◆ EXTRACT PROVIDED
# Counting to infinity at compile time

## Higher better faster longer

We saw in a previous blog post of mine an introduction to counting at compile time in scala, using the conventional `Nat`

type.

Unfortunately, `Nat`

is slow. Really, *really* slow, and there are hard limits on what we can make the scala compiler do, as it currently stands.

For example, here are some rough and ready and entirely-unscientific benchmarks I’ve just run on approximate compile times for the `Sum`

typeclass we defined last time. The numbers would be completely different on your machine, but probably to the right order of magnitude:

Sum | Approx Time

------------------------

3+6 | 0s

8+8 | 0s

10+7 | 0s

12+12 | 2s

15+15 | <does not complete>

17+4 | 1s

20+5 | 7s

20+8 | 104s

22+11 | <does not complete>

22+22 | <does not complete>

So, as you can see, it’s less than ideal for real, practical uses. It’s true we’re asking the compiler to do a lot, and the scala compiler is famously slow, but we’d still like to have `Nat`

computations complete in a reasonable time. I don’t want the scala compiler to be the limiting factor, I want the JVM to be the limiting factor.

But first, *why* do we want that?

### What is it good for

#### FString

If you’re a very dedicated reader of my blog, you’ll no doubt remember that a long time ago I wrote a blog post about preventing data-too-wide exceptions in database-based code.

The overall concept is a type `FString`

which is parameterised by a flavour of `Nat`

:

The idea being that an `FString[_7]`

contains a `String`

which you have proven to be of length ≤7, by going through the safe constructor `from`

. If these types are present in your class which represents your database table, and the lengths mimic the column widths in your database, then you can never have a data-too-wide exception again. The length evidence will stretch all the way from your API to your database, and any invalid data will be kicked out correctly at the boundaries to your program.

◆ TASK INSTRUCTIONS
1. According to the post on compile-time counting, about how long did the sum 20+8 take to compile?
2. Carry the post on compile-time counting forward from its final sentence.
The records have nothing to do with the post on compile-time counting.

◆ DATA
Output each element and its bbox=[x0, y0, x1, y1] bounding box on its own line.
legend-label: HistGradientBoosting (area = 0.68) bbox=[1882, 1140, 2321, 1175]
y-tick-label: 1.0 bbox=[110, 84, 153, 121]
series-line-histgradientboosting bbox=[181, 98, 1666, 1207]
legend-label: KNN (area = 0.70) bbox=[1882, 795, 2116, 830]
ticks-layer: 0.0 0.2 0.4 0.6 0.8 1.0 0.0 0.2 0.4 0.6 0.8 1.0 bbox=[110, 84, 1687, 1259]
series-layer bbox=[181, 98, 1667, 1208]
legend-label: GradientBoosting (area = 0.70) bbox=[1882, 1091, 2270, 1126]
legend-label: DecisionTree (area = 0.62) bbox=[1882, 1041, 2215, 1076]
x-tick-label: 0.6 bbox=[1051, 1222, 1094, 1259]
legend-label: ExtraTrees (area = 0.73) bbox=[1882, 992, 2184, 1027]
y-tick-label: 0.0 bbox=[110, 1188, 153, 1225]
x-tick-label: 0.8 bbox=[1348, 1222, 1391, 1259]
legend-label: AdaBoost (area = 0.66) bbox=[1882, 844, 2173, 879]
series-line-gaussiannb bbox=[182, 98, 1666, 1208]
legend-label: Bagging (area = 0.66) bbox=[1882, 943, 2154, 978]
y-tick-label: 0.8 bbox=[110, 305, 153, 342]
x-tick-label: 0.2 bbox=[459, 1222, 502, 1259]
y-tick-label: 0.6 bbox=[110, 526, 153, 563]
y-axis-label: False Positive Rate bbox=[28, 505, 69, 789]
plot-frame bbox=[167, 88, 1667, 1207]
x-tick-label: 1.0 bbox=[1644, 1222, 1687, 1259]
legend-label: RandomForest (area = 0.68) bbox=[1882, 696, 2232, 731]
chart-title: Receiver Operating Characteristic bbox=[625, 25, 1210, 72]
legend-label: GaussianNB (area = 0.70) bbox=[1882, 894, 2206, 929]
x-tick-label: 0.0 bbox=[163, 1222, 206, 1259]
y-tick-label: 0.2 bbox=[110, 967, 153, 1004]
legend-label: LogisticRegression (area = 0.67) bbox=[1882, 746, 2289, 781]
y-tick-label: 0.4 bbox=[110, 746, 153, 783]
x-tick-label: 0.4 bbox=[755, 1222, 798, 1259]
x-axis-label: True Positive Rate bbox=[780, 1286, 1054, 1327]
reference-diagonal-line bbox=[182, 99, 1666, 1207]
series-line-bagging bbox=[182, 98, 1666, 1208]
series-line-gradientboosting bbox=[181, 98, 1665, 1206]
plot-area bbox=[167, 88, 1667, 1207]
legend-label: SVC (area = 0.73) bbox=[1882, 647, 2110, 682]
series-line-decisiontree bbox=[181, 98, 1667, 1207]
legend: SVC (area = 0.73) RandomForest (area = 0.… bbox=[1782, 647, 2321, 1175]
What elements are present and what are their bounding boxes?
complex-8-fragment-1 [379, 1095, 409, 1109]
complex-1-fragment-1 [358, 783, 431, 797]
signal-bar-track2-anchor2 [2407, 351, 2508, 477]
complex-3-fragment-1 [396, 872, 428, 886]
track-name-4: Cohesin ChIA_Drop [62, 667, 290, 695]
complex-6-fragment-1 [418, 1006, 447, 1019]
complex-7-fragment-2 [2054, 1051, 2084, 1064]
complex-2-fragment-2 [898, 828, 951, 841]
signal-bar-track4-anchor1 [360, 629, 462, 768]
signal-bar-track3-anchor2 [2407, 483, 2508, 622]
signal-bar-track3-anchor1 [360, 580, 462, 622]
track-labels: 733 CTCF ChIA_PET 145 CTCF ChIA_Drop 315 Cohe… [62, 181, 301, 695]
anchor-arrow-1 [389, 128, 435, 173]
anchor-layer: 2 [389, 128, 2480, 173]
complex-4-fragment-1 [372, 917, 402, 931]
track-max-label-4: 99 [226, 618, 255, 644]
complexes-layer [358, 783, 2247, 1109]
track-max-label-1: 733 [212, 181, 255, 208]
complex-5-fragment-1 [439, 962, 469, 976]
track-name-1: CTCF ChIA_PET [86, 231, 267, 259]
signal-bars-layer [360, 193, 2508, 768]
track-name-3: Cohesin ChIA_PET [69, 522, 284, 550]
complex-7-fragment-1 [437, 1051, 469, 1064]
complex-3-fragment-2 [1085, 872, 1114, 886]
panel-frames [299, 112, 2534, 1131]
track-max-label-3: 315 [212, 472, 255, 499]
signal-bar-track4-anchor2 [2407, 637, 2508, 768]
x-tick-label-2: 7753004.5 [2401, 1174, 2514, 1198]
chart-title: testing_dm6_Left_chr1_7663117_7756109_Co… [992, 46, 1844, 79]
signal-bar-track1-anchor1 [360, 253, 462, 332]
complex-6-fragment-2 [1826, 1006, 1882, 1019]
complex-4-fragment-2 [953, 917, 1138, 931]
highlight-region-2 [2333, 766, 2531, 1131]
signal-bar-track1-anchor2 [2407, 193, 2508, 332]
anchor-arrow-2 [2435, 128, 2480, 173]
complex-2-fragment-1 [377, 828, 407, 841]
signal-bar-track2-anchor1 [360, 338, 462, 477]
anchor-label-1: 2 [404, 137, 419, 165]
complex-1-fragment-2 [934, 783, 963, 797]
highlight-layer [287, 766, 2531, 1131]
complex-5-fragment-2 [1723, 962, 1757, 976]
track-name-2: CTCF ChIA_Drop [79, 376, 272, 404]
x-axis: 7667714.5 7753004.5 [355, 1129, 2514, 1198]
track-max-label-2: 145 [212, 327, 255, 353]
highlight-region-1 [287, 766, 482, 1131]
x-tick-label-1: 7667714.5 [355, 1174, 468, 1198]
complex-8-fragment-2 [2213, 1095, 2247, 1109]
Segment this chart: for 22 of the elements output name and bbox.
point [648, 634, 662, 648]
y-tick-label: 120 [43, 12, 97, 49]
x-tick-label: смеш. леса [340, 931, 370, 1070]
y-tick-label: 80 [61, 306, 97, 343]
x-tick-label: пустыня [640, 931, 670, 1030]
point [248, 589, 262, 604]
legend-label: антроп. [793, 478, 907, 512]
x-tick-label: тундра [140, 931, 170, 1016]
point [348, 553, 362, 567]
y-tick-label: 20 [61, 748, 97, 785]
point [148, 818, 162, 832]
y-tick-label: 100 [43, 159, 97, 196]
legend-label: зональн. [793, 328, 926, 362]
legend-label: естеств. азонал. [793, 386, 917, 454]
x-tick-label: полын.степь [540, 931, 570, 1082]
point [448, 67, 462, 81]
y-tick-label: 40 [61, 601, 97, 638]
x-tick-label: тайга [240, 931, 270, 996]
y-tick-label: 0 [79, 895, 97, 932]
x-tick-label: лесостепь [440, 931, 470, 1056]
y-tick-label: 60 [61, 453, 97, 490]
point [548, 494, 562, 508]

◆ RESPONSES BY TASK
1. About 104 seconds.

2.
You can write methods on `FString`

which use `Nat`

typeclasses like the following:

So you can see why in this case it’s important to have a speedy `Sum`

in particular. Every time you add an `FString`

to another we add their lengths. This may never occur in your code, or it could be very frequent such as concatenating first and last names, or address components.

#### Matrices

Another use would be the encoding of matrix dimensions. When you multiply two matrices together, the width of one must match the height of the other. But this information is traditionally not represented at compile time, meaning there’s a (very frequent) exception case just waiting to jump out.

But if you defined your matrices parameterised by their dimensions as:

then you can set things up so multiplying two invalid matrices is a compile-time impossibility.

In particular, in data science and machine learning very large matrices are necessary. Very, very large. Billions of columns and rows large. Clearly using traditional `Nat`

for such a case is a non-starter.

#### Etc

And so on. Any time you have bounded data or size limits, or exceptions caused by arithmetic problems,`Nat`

can remove entire swathes of run time problems from your code.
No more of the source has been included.